-- start --

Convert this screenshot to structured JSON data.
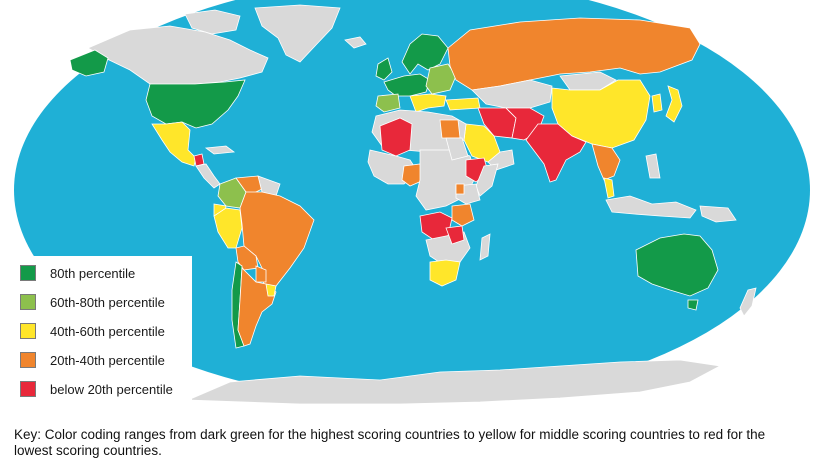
{
  "colors": {
    "ocean": "#1fb0d6",
    "land_no_data": "#d9d9d9",
    "border": "#ffffff",
    "percentile_80": "#139a49",
    "percentile_60_80": "#8dc04d",
    "percentile_40_60": "#ffe62a",
    "percentile_20_40": "#f0852d",
    "percentile_below_20": "#e8283a"
  },
  "legend": {
    "items": [
      {
        "label": "80th percentile",
        "color": "#139a49"
      },
      {
        "label": "60th-80th percentile",
        "color": "#8dc04d"
      },
      {
        "label": "40th-60th percentile",
        "color": "#ffe62a"
      },
      {
        "label": "20th-40th percentile",
        "color": "#f0852d"
      },
      {
        "label": "below 20th percentile",
        "color": "#e8283a"
      }
    ]
  },
  "caption": "Key: Color coding ranges from dark green for the highest scoring countries to yellow for middle scoring countries to red for the lowest scoring countries."
}
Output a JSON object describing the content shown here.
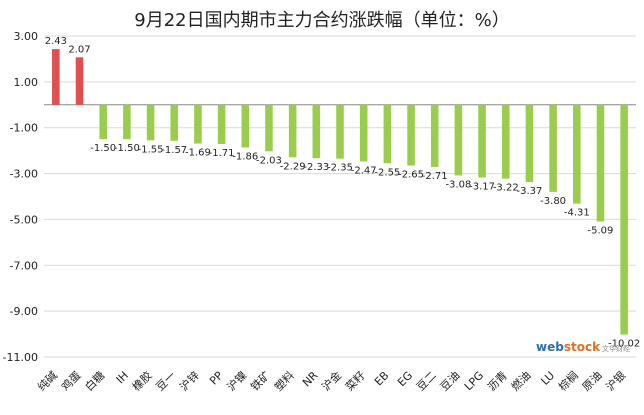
{
  "chart_data": {
    "type": "bar",
    "title": "9月22日国内期市主力合约涨跌幅（单位：%）",
    "xlabel": "",
    "ylabel": "",
    "ylim": [
      -11,
      3
    ],
    "yticks": [
      3.0,
      1.0,
      -1.0,
      -3.0,
      -5.0,
      -7.0,
      -9.0,
      -11.0
    ],
    "ytick_labels": [
      "3.00",
      "1.00",
      "-1.00",
      "-3.00",
      "-5.00",
      "-7.00",
      "-9.00",
      "-11.00"
    ],
    "grid": true,
    "legend": "none",
    "categories": [
      "纯碱",
      "鸡蛋",
      "白糖",
      "IH",
      "橡胶",
      "豆一",
      "沪锌",
      "PP",
      "沪镍",
      "铁矿",
      "塑料",
      "NR",
      "沪金",
      "菜籽",
      "EB",
      "EG",
      "豆二",
      "豆油",
      "LPG",
      "沥青",
      "燃油",
      "LU",
      "棕榈",
      "原油",
      "沪银"
    ],
    "values": [
      2.43,
      2.07,
      -1.5,
      -1.5,
      -1.55,
      -1.57,
      -1.69,
      -1.71,
      -1.86,
      -2.03,
      -2.29,
      -2.33,
      -2.35,
      -2.47,
      -2.55,
      -2.65,
      -2.71,
      -3.08,
      -3.17,
      -3.22,
      -3.37,
      -3.8,
      -4.31,
      -5.09,
      -10.02
    ],
    "value_labels": [
      "2.43",
      "2.07",
      "-1.50",
      "-1.50",
      "-1.55",
      "-1.57",
      "-1.69",
      "-1.71",
      "-1.86",
      "-2.03",
      "-2.29",
      "-2.33",
      "-2.35",
      "-2.47",
      "-2.55",
      "-2.65",
      "-2.71",
      "-3.08",
      "-3.17",
      "-3.22",
      "-3.37",
      "-3.80",
      "-4.31",
      "-5.09",
      "-10.02"
    ],
    "colors": {
      "positive": "#e05050",
      "negative": "#9acd4e",
      "grid": "#d9d9d9",
      "axis": "#888888"
    }
  },
  "watermark": {
    "brand_main": "web",
    "brand_accent": "stock",
    "brand_sub": "文华财经"
  }
}
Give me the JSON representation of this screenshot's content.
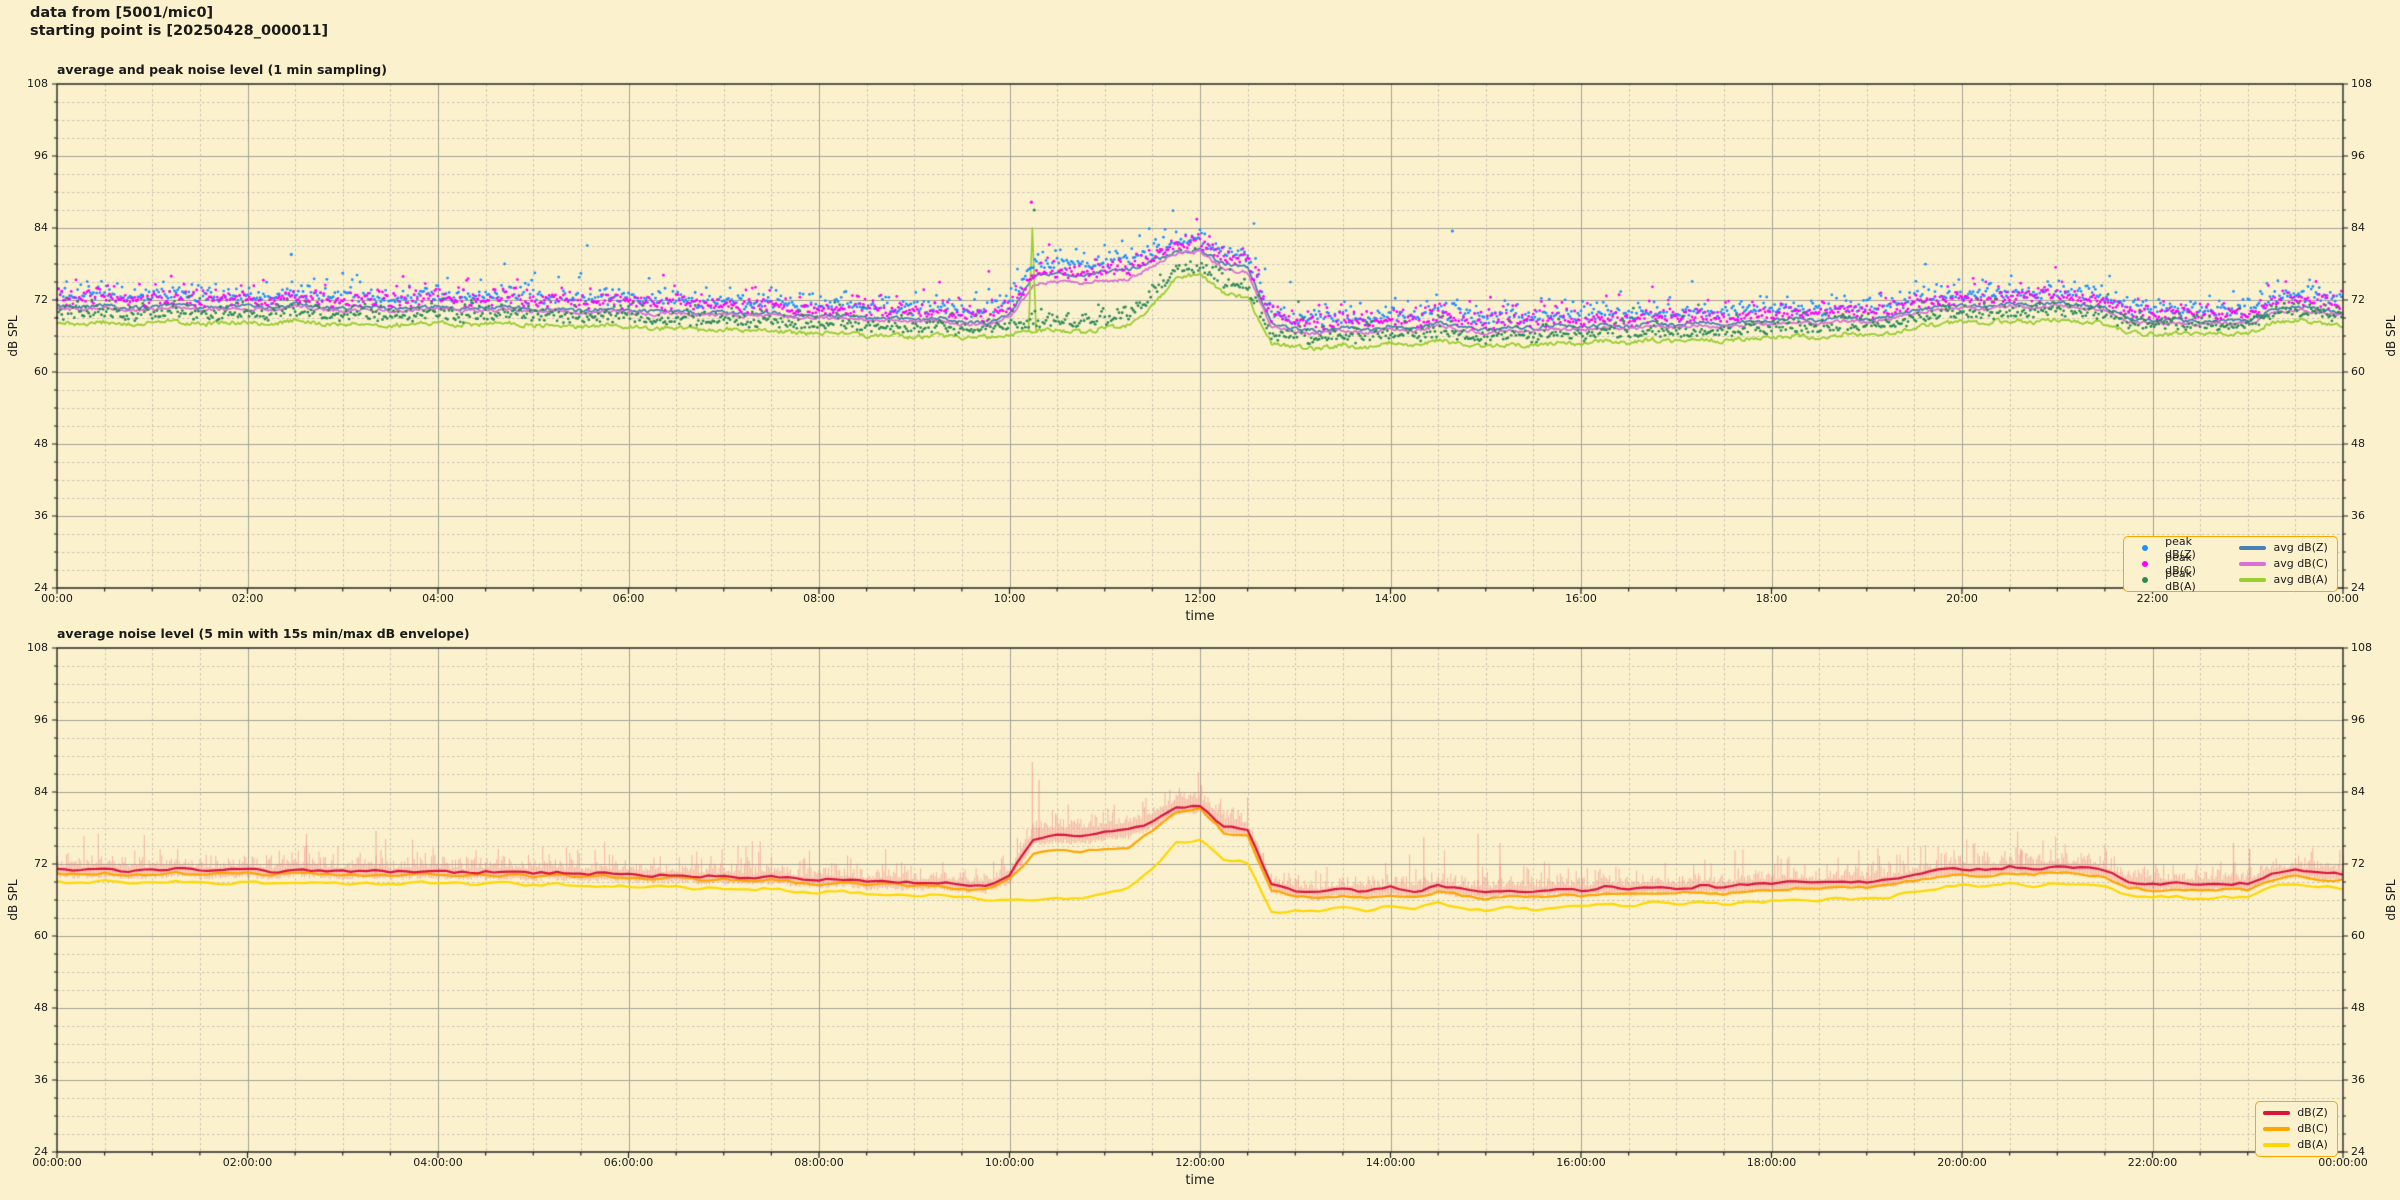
{
  "header": {
    "line1": "data from [5001/mic0]",
    "line2": "starting point is [20250428_000011]"
  },
  "colors": {
    "background": "#FBF2CD",
    "grid_major": "#A5A196",
    "grid_minor": "#CBC5B0",
    "axis": "#222222",
    "legend_border": "#FFA500",
    "text": "#1a1a1a"
  },
  "chart_data": [
    {
      "type": "line+scatter",
      "title": "average and peak noise level (1 min sampling)",
      "xlabel": "time",
      "ylabel": "dB SPL",
      "x_unit": "hours",
      "xlim": [
        0,
        24
      ],
      "ylim": [
        24,
        108
      ],
      "grid": {
        "major": "solid",
        "minor": "dashed",
        "x_minor_step_hours": 0.5,
        "y_minor_step_db": 3
      },
      "xticks": {
        "step_hours": 2,
        "labels": [
          "00:00",
          "02:00",
          "04:00",
          "06:00",
          "08:00",
          "10:00",
          "12:00",
          "14:00",
          "16:00",
          "18:00",
          "20:00",
          "22:00",
          "00:00"
        ]
      },
      "yticks": {
        "values": [
          24,
          36,
          48,
          60,
          72,
          84,
          96,
          108
        ],
        "labels": [
          "24",
          "36",
          "48",
          "60",
          "72",
          "84",
          "96",
          "108"
        ]
      },
      "legend_position": "lower right",
      "sample_step_hours": 0.25,
      "series": [
        {
          "name": "avg dB(Z)",
          "type": "line",
          "color": "#4682B4",
          "width": 1.8,
          "values": [
            71.0,
            70.8,
            71.2,
            70.6,
            70.9,
            71.3,
            70.7,
            70.9,
            71.1,
            70.6,
            71.4,
            70.8,
            70.6,
            70.9,
            70.5,
            70.8,
            71.0,
            70.5,
            70.7,
            70.9,
            70.4,
            70.6,
            70.2,
            70.5,
            70.3,
            70.0,
            70.2,
            69.8,
            70.0,
            69.6,
            69.9,
            69.4,
            69.2,
            69.5,
            68.9,
            69.1,
            68.7,
            69.0,
            68.4,
            68.2,
            69.5,
            76.0,
            76.5,
            76.2,
            76.8,
            77.0,
            78.6,
            80.0,
            80.3,
            78.0,
            77.4,
            68.0,
            67.2,
            66.8,
            67.5,
            67.0,
            67.8,
            67.2,
            68.3,
            67.4,
            67.0,
            67.6,
            67.2,
            67.8,
            67.4,
            68.0,
            67.6,
            68.2,
            67.8,
            68.3,
            67.9,
            68.4,
            68.6,
            68.9,
            68.5,
            69.1,
            68.8,
            69.3,
            70.2,
            70.8,
            71.2,
            70.9,
            71.5,
            71.1,
            71.6,
            71.2,
            70.8,
            68.8,
            68.5,
            68.7,
            68.4,
            68.6,
            68.5,
            70.3,
            70.9,
            70.5,
            69.8
          ]
        },
        {
          "name": "avg dB(C)",
          "type": "line",
          "color": "#DA70D6",
          "width": 1.8,
          "values": [
            70.6,
            70.4,
            70.8,
            70.2,
            70.5,
            70.9,
            70.3,
            70.5,
            70.7,
            70.2,
            71.0,
            70.4,
            70.2,
            70.5,
            70.1,
            70.4,
            70.6,
            70.1,
            70.3,
            70.5,
            70.0,
            70.2,
            69.8,
            70.1,
            69.9,
            69.6,
            69.8,
            69.4,
            69.6,
            69.2,
            69.5,
            69.0,
            68.8,
            69.1,
            68.5,
            68.7,
            68.3,
            68.6,
            68.0,
            67.8,
            69.1,
            74.5,
            75.0,
            74.7,
            75.3,
            75.5,
            77.6,
            79.7,
            80.0,
            77.2,
            76.6,
            67.5,
            66.7,
            66.3,
            67.0,
            66.5,
            67.3,
            66.7,
            67.8,
            66.9,
            66.5,
            67.1,
            66.7,
            67.3,
            66.9,
            67.5,
            67.1,
            67.7,
            67.3,
            67.8,
            67.4,
            67.9,
            68.1,
            68.4,
            68.0,
            68.6,
            68.3,
            68.8,
            69.7,
            70.3,
            70.7,
            70.4,
            71.0,
            70.6,
            71.1,
            70.7,
            70.3,
            68.3,
            68.0,
            68.2,
            67.9,
            68.1,
            68.0,
            69.8,
            70.4,
            70.0,
            69.3
          ]
        },
        {
          "name": "avg dB(A)",
          "type": "line",
          "color": "#9ACD32",
          "width": 1.8,
          "values": [
            68.2,
            68.0,
            68.4,
            67.9,
            68.1,
            68.5,
            67.9,
            68.2,
            68.4,
            67.9,
            68.6,
            68.1,
            67.9,
            68.2,
            67.8,
            68.1,
            68.3,
            67.8,
            68.0,
            68.2,
            67.7,
            67.9,
            67.5,
            67.8,
            67.6,
            67.2,
            67.4,
            67.0,
            67.2,
            66.8,
            67.0,
            66.5,
            66.3,
            66.6,
            66.0,
            66.2,
            65.8,
            66.1,
            65.6,
            65.9,
            66.2,
            66.8,
            67.0,
            66.6,
            67.3,
            67.8,
            71.0,
            75.8,
            76.3,
            73.0,
            72.4,
            64.8,
            64.2,
            63.9,
            64.6,
            64.1,
            64.9,
            64.3,
            65.4,
            64.5,
            64.1,
            64.7,
            64.3,
            64.9,
            64.6,
            65.2,
            64.8,
            65.4,
            65.0,
            65.5,
            65.1,
            65.6,
            65.8,
            66.1,
            65.7,
            66.3,
            66.0,
            66.5,
            67.4,
            68.0,
            68.4,
            68.1,
            68.7,
            68.3,
            68.8,
            68.4,
            68.0,
            66.6,
            66.3,
            66.5,
            66.2,
            66.4,
            66.3,
            68.1,
            68.7,
            68.3,
            67.8
          ]
        }
      ],
      "scatter": [
        {
          "name": "peak dB(Z)",
          "color": "#1E90FF",
          "follows": "avg dB(Z)",
          "offset_db": 1.3,
          "spread_db": 1.2
        },
        {
          "name": "peak dB(C)",
          "color": "#FF00FF",
          "follows": "avg dB(C)",
          "offset_db": 1.1,
          "spread_db": 1.2
        },
        {
          "name": "peak dB(A)",
          "color": "#2E8B57",
          "follows": "avg dB(A)",
          "offset_db": 1.0,
          "spread_db": 1.1
        }
      ],
      "legend": [
        {
          "label": "peak dB(Z)",
          "marker": "dot",
          "color": "#1E90FF"
        },
        {
          "label": "peak dB(C)",
          "marker": "dot",
          "color": "#FF00FF"
        },
        {
          "label": "peak dB(A)",
          "marker": "dot",
          "color": "#2E8B57"
        },
        {
          "label": "avg dB(Z)",
          "marker": "line",
          "color": "#4682B4"
        },
        {
          "label": "avg dB(C)",
          "marker": "line",
          "color": "#DA70D6"
        },
        {
          "label": "avg dB(A)",
          "marker": "line",
          "color": "#9ACD32"
        }
      ],
      "annotations": {
        "line_spikes": [
          {
            "series": "avg dB(A)",
            "hour": 10.24,
            "value": 84.0
          }
        ],
        "scatter_outliers": [
          {
            "series": "peak dB(C)",
            "hour": 10.23,
            "value": 88.3
          },
          {
            "series": "peak dB(A)",
            "hour": 10.26,
            "value": 87.0
          },
          {
            "series": "peak dB(Z)",
            "hour": 2.46,
            "value": 79.6
          },
          {
            "series": "peak dB(Z)",
            "hour": 14.65,
            "value": 83.5
          }
        ]
      }
    },
    {
      "type": "line+envelope",
      "title": "average noise level (5 min with 15s min/max dB envelope)",
      "xlabel": "time",
      "ylabel": "dB SPL",
      "x_unit": "hours",
      "xlim": [
        0,
        24
      ],
      "ylim": [
        24,
        108
      ],
      "grid": {
        "major": "solid",
        "minor": "dashed",
        "x_minor_step_hours": 0.5,
        "y_minor_step_db": 3
      },
      "xticks": {
        "step_hours": 2,
        "labels": [
          "00:00:00",
          "02:00:00",
          "04:00:00",
          "06:00:00",
          "08:00:00",
          "10:00:00",
          "12:00:00",
          "14:00:00",
          "16:00:00",
          "18:00:00",
          "20:00:00",
          "22:00:00",
          "00:00:00"
        ]
      },
      "yticks": {
        "values": [
          24,
          36,
          48,
          60,
          72,
          84,
          96,
          108
        ],
        "labels": [
          "24",
          "36",
          "48",
          "60",
          "72",
          "84",
          "96",
          "108"
        ]
      },
      "legend_position": "lower right",
      "sample_step_hours": 0.25,
      "series": [
        {
          "name": "dB(Z)",
          "type": "line",
          "color": "#DC143C",
          "width": 2.2,
          "values": [
            71.0,
            70.9,
            71.1,
            70.7,
            70.9,
            71.2,
            70.8,
            70.9,
            71.0,
            70.7,
            71.2,
            70.9,
            70.7,
            70.9,
            70.6,
            70.8,
            70.9,
            70.6,
            70.7,
            70.8,
            70.5,
            70.6,
            70.3,
            70.5,
            70.3,
            70.1,
            70.2,
            69.9,
            70.0,
            69.7,
            69.9,
            69.5,
            69.3,
            69.5,
            69.0,
            69.1,
            68.8,
            69.0,
            68.5,
            68.4,
            70.0,
            76.2,
            76.8,
            76.5,
            77.2,
            77.5,
            79.0,
            81.3,
            81.8,
            78.2,
            77.6,
            68.5,
            67.6,
            67.2,
            67.8,
            67.4,
            68.0,
            67.5,
            68.4,
            67.7,
            67.3,
            67.8,
            67.5,
            68.0,
            67.7,
            68.2,
            67.9,
            68.3,
            68.0,
            68.4,
            68.1,
            68.5,
            68.7,
            69.0,
            68.7,
            69.2,
            69.0,
            69.4,
            70.3,
            70.9,
            71.2,
            71.0,
            71.5,
            71.2,
            71.6,
            71.3,
            70.9,
            69.0,
            68.7,
            68.9,
            68.6,
            68.8,
            68.7,
            70.4,
            70.9,
            70.6,
            70.3
          ]
        },
        {
          "name": "dB(C)",
          "type": "line",
          "color": "#FFA500",
          "width": 2.2,
          "values": [
            70.4,
            70.3,
            70.5,
            70.1,
            70.3,
            70.6,
            70.2,
            70.3,
            70.4,
            70.1,
            70.6,
            70.3,
            70.1,
            70.3,
            70.0,
            70.2,
            70.3,
            70.0,
            70.1,
            70.2,
            69.9,
            70.0,
            69.7,
            69.9,
            69.7,
            69.5,
            69.6,
            69.3,
            69.4,
            69.1,
            69.3,
            68.9,
            68.7,
            68.9,
            68.4,
            68.5,
            68.2,
            68.4,
            67.9,
            67.8,
            69.4,
            73.6,
            74.2,
            73.9,
            74.6,
            74.9,
            77.5,
            80.8,
            81.3,
            77.2,
            76.6,
            67.5,
            66.6,
            66.2,
            66.8,
            66.4,
            67.0,
            66.5,
            67.4,
            66.7,
            66.3,
            66.8,
            66.5,
            67.0,
            66.7,
            67.2,
            66.9,
            67.3,
            67.0,
            67.4,
            67.1,
            67.5,
            67.7,
            68.0,
            67.7,
            68.2,
            68.0,
            68.4,
            69.3,
            69.9,
            70.2,
            70.0,
            70.5,
            70.2,
            70.6,
            70.3,
            69.9,
            68.0,
            67.7,
            67.9,
            67.6,
            67.8,
            67.7,
            69.4,
            69.9,
            69.6,
            69.3
          ]
        },
        {
          "name": "dB(A)",
          "type": "line",
          "color": "#FFD700",
          "width": 2.2,
          "values": [
            69.0,
            68.8,
            69.1,
            68.7,
            68.9,
            69.2,
            68.8,
            68.9,
            69.0,
            68.7,
            69.2,
            68.9,
            68.7,
            68.9,
            68.6,
            68.8,
            68.9,
            68.6,
            68.7,
            68.8,
            68.5,
            68.6,
            68.3,
            68.5,
            68.3,
            68.1,
            68.2,
            67.9,
            68.0,
            67.7,
            67.9,
            67.5,
            67.3,
            67.5,
            67.0,
            67.1,
            66.8,
            67.0,
            66.5,
            66.2,
            65.8,
            66.0,
            66.3,
            66.1,
            66.8,
            67.9,
            71.2,
            75.5,
            75.9,
            72.8,
            72.2,
            63.8,
            64.3,
            64.0,
            64.7,
            64.2,
            65.0,
            64.4,
            65.5,
            64.6,
            64.2,
            64.8,
            64.4,
            65.0,
            64.7,
            65.3,
            64.9,
            65.5,
            65.1,
            65.6,
            65.2,
            65.7,
            65.9,
            66.2,
            65.8,
            66.4,
            66.1,
            66.6,
            67.5,
            68.1,
            68.5,
            68.2,
            68.8,
            68.4,
            68.9,
            68.5,
            68.1,
            66.7,
            66.4,
            66.6,
            66.3,
            66.5,
            66.4,
            68.2,
            68.8,
            68.4,
            67.9
          ]
        }
      ],
      "envelope": {
        "around": "dB(Z)",
        "color": "#F08080",
        "alpha": 0.5,
        "up_base_db": 0.5,
        "up_spread_db": 1.1,
        "max_up_db": 6.0,
        "down_base_db": 0.7,
        "down_spread_db": 0.7,
        "bump_boost_db": 0.7,
        "bump_hours": [
          10.1,
          12.4
        ],
        "spikes": [
          {
            "hour": 10.24,
            "value": 89.0
          },
          {
            "hour": 10.31,
            "value": 86.0
          },
          {
            "hour": 2.62,
            "value": 77.0
          },
          {
            "hour": 3.35,
            "value": 77.5
          },
          {
            "hour": 14.35,
            "value": 76.5
          },
          {
            "hour": 14.92,
            "value": 77.0
          },
          {
            "hour": 15.15,
            "value": 75.5
          },
          {
            "hour": 20.62,
            "value": 74.5
          },
          {
            "hour": 22.85,
            "value": 75.5
          },
          {
            "hour": 23.02,
            "value": 74.5
          }
        ]
      },
      "legend": [
        {
          "label": "dB(Z)",
          "marker": "line",
          "color": "#DC143C"
        },
        {
          "label": "dB(C)",
          "marker": "line",
          "color": "#FFA500"
        },
        {
          "label": "dB(A)",
          "marker": "line",
          "color": "#FFD700"
        }
      ]
    }
  ]
}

-- end --

Return all the lines that contain the string "from".

  "caption": "Key: Color coding ranges from dark green for the highest scoring countries to yellow for middle scoring countries to red for the lowest scoring countries."
    "line1": "data from [5001/mic0]",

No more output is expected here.